Extracted information Block Start

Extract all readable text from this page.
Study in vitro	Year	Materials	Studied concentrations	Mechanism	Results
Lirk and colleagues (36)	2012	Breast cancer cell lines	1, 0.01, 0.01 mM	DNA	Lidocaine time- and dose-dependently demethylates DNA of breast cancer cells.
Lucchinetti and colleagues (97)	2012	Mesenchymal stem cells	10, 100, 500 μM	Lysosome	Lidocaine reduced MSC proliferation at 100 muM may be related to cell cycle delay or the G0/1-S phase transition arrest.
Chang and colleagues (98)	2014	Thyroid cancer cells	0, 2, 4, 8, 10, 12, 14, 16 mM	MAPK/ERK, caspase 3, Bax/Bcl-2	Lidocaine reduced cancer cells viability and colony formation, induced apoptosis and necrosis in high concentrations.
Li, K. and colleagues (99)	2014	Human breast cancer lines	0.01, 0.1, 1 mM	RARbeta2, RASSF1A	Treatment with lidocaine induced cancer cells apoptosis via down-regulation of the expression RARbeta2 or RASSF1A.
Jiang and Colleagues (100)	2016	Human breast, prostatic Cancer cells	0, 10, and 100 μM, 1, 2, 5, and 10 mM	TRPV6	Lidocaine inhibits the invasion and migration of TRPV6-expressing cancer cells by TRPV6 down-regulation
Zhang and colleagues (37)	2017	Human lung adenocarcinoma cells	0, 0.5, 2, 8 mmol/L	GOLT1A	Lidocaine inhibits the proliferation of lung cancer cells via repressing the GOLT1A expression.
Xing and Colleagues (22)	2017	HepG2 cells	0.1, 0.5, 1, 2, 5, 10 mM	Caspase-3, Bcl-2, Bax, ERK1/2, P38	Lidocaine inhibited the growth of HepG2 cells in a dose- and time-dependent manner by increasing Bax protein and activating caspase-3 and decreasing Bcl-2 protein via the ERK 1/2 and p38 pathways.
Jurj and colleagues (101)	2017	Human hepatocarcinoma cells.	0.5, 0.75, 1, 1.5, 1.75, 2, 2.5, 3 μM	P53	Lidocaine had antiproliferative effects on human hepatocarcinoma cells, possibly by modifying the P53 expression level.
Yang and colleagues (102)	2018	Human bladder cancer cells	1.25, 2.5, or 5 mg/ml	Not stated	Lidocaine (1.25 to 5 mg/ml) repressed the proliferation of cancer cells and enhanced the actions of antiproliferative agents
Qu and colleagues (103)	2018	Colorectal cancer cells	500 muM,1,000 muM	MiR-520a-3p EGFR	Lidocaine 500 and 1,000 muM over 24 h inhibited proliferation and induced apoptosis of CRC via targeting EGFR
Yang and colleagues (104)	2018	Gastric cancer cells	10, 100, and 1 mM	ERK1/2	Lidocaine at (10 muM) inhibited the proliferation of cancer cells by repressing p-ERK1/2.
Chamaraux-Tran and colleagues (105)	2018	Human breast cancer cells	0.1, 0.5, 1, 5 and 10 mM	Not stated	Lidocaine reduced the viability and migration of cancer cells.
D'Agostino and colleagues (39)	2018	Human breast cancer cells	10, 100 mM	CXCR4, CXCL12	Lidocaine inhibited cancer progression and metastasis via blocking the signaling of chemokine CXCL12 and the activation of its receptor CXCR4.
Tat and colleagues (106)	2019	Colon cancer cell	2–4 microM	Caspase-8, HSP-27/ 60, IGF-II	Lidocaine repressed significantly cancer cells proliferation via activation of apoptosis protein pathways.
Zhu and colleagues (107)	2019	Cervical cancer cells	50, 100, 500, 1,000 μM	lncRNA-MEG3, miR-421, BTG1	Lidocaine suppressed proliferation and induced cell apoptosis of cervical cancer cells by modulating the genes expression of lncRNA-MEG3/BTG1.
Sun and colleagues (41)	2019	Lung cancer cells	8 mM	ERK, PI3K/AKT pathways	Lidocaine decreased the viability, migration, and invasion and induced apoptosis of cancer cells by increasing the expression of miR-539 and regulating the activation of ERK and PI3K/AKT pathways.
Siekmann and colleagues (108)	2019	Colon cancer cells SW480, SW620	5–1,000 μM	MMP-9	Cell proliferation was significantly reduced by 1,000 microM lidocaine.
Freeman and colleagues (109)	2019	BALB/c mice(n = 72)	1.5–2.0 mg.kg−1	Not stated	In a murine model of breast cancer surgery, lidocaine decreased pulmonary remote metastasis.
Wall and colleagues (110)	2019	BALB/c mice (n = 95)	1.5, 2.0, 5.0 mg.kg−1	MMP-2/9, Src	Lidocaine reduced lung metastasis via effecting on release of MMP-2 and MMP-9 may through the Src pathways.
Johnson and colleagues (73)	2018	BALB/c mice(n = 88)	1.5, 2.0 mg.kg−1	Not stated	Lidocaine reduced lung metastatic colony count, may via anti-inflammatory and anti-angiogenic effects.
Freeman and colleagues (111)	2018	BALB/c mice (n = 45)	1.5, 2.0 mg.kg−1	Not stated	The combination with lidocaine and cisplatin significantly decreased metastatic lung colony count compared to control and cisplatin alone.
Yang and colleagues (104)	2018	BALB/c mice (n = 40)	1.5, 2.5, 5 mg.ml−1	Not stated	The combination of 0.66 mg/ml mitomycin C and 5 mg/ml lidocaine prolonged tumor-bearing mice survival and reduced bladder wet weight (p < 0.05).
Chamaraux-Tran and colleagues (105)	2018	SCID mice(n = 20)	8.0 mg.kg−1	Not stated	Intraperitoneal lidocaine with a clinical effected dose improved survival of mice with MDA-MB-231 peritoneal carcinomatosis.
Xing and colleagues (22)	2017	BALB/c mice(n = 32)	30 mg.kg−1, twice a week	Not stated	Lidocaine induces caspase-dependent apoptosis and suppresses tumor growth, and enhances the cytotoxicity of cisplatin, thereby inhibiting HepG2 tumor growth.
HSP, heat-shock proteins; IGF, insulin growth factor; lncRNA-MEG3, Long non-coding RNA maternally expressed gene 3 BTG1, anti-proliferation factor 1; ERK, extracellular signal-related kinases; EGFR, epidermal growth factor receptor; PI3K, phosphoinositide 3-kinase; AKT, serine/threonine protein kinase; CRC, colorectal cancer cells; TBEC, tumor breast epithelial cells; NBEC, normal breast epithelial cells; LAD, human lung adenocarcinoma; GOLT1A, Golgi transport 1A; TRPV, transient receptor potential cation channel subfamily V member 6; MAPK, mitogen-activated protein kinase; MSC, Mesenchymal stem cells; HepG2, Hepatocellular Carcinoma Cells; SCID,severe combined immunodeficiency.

Extracted information Block End

■ Problem statement
Reproduce the data in full. Nothing in it may be altered.

■ Response to the task
Extract all readable text from this page.
Study in vitro	Year	Materials	Studied concentrations	Mechanism	Results
Lirk and colleagues (36)	2012	Breast cancer cell lines	1, 0.01, 0.01 mM	DNA	Lidocaine time- and dose-dependently demethylates DNA of breast cancer cells.
Lucchinetti and colleagues (97)	2012	Mesenchymal stem cells	10, 100, 500 μM	Lysosome	Lidocaine reduced MSC proliferation at 100 muM may be related to cell cycle delay or the G0/1-S phase transition arrest.
Chang and colleagues (98)	2014	Thyroid cancer cells	0, 2, 4, 8, 10, 12, 14, 16 mM	MAPK/ERK, caspase 3, Bax/Bcl-2	Lidocaine reduced cancer cells viability and colony formation, induced apoptosis and necrosis in high concentrations.
Li, K. and colleagues (99)	2014	Human breast cancer lines	0.01, 0.1, 1 mM	RARbeta2, RASSF1A	Treatment with lidocaine induced cancer cells apoptosis via down-regulation of the expression RARbeta2 or RASSF1A.
Jiang and Colleagues (100)	2016	Human breast, prostatic Cancer cells	0, 10, and 100 μM, 1, 2, 5, and 10 mM	TRPV6	Lidocaine inhibits the invasion and migration of TRPV6-expressing cancer cells by TRPV6 down-regulation
Zhang and colleagues (37)	2017	Human lung adenocarcinoma cells	0, 0.5, 2, 8 mmol/L	GOLT1A	Lidocaine inhibits the proliferation of lung cancer cells via repressing the GOLT1A expression.
Xing and Colleagues (22)	2017	HepG2 cells	0.1, 0.5, 1, 2, 5, 10 mM	Caspase-3, Bcl-2, Bax, ERK1/2, P38	Lidocaine inhibited the growth of HepG2 cells in a dose- and time-dependent manner by increasing Bax protein and activating caspase-3 and decreasing Bcl-2 protein via the ERK 1/2 and p38 pathways.
Jurj and colleagues (101)	2017	Human hepatocarcinoma cells.	0.5, 0.75, 1, 1.5, 1.75, 2, 2.5, 3 μM	P53	Lidocaine had antiproliferative effects on human hepatocarcinoma cells, possibly by modifying the P53 expression level.
Yang and colleagues (102)	2018	Human bladder cancer cells	1.25, 2.5, or 5 mg/ml	Not stated	Lidocaine (1.25 to 5 mg/ml) repressed the proliferation of cancer cells and enhanced the actions of antiproliferative agents
Qu and colleagues (103)	2018	Colorectal cancer cells	500 muM,1,000 muM	MiR-520a-3p EGFR	Lidocaine 500 and 1,000 muM over 24 h inhibited proliferation and induced apoptosis of CRC via targeting EGFR
Yang and colleagues (104)	2018	Gastric cancer cells	10, 100, and 1 mM	ERK1/2	Lidocaine at (10 muM) inhibited the proliferation of cancer cells by repressing p-ERK1/2.
Chamaraux-Tran and colleagues (105)	2018	Human breast cancer cells	0.1, 0.5, 1, 5 and 10 mM	Not stated	Lidocaine reduced the viability and migration of cancer cells.
D'Agostino and colleagues (39)	2018	Human breast cancer cells	10, 100 mM	CXCR4, CXCL12	Lidocaine inhibited cancer progression and metastasis via blocking the signaling of chemokine CXCL12 and the activation of its receptor CXCR4.
Tat and colleagues (106)	2019	Colon cancer cell	2–4 microM	Caspase-8, HSP-27/ 60, IGF-II	Lidocaine repressed significantly cancer cells proliferation via activation of apoptosis protein pathways.
Zhu and colleagues (107)	2019	Cervical cancer cells	50, 100, 500, 1,000 μM	lncRNA-MEG3, miR-421, BTG1	Lidocaine suppressed proliferation and induced cell apoptosis of cervical cancer cells by modulating the genes expression of lncRNA-MEG3/BTG1.
Sun and colleagues (41)	2019	Lung cancer cells	8 mM	ERK, PI3K/AKT pathways	Lidocaine decreased the viability, migration, and invasion and induced apoptosis of cancer cells by increasing the expression of miR-539 and regulating the activation of ERK and PI3K/AKT pathways.
Siekmann and colleagues (108)	2019	Colon cancer cells SW480, SW620	5–1,000 μM	MMP-9	Cell proliferation was significantly reduced by 1,000 microM lidocaine.
Freeman and colleagues (109)	2019	BALB/c mice(n = 72)	1.5–2.0 mg.kg−1	Not stated	In a murine model of breast cancer surgery, lidocaine decreased pulmonary remote metastasis.
Wall and colleagues (110)	2019	BALB/c mice (n = 95)	1.5, 2.0, 5.0 mg.kg−1	MMP-2/9, Src	Lidocaine reduced lung metastasis via effecting on release of MMP-2 and MMP-9 may through the Src pathways.
Johnson and colleagues (73)	2018	BALB/c mice(n = 88)	1.5, 2.0 mg.kg−1	Not stated	Lidocaine reduced lung metastatic colony count, may via anti-inflammatory and anti-angiogenic effects.
Freeman and colleagues (111)	2018	BALB/c mice (n = 45)	1.5, 2.0 mg.kg−1	Not stated	The combination with lidocaine and cisplatin significantly decreased metastatic lung colony count compared to control and cisplatin alone.
Yang and colleagues (104)	2018	BALB/c mice (n = 40)	1.5, 2.5, 5 mg.ml−1	Not stated	The combination of 0.66 mg/ml mitomycin C and 5 mg/ml lidocaine prolonged tumor-bearing mice survival and reduced bladder wet weight (p < 0.05).
Chamaraux-Tran and colleagues (105)	2018	SCID mice(n = 20)	8.0 mg.kg−1	Not stated	Intraperitoneal lidocaine with a clinical effected dose improved survival of mice with MDA-MB-231 peritoneal carcinomatosis.
Xing and colleagues (22)	2017	BALB/c mice(n = 32)	30 mg.kg−1, twice a week	Not stated	Lidocaine induces caspase-dependent apoptosis and suppresses tumor growth, and enhances the cytotoxicity of cisplatin, thereby inhibiting HepG2 tumor growth.
HSP, heat-shock proteins; IGF, insulin growth factor; lncRNA-MEG3, Long non-coding RNA maternally expressed gene 3 BTG1, anti-proliferation factor 1; ERK, extracellular signal-related kinases; EGFR, epidermal growth factor receptor; PI3K, phosphoinositide 3-kinase; AKT, serine/threonine protein kinase; CRC, colorectal cancer cells; TBEC, tumor breast epithelial cells; NBEC, normal breast epithelial cells; LAD, human lung adenocarcinoma; GOLT1A, Golgi transport 1A; TRPV, transient receptor potential cation channel subfamily V member 6; MAPK, mitogen-activated protein kinase; MSC, Mesenchymal stem cells; HepG2, Hepatocellular Carcinoma Cells; SCID,severe combined immunodeficiency.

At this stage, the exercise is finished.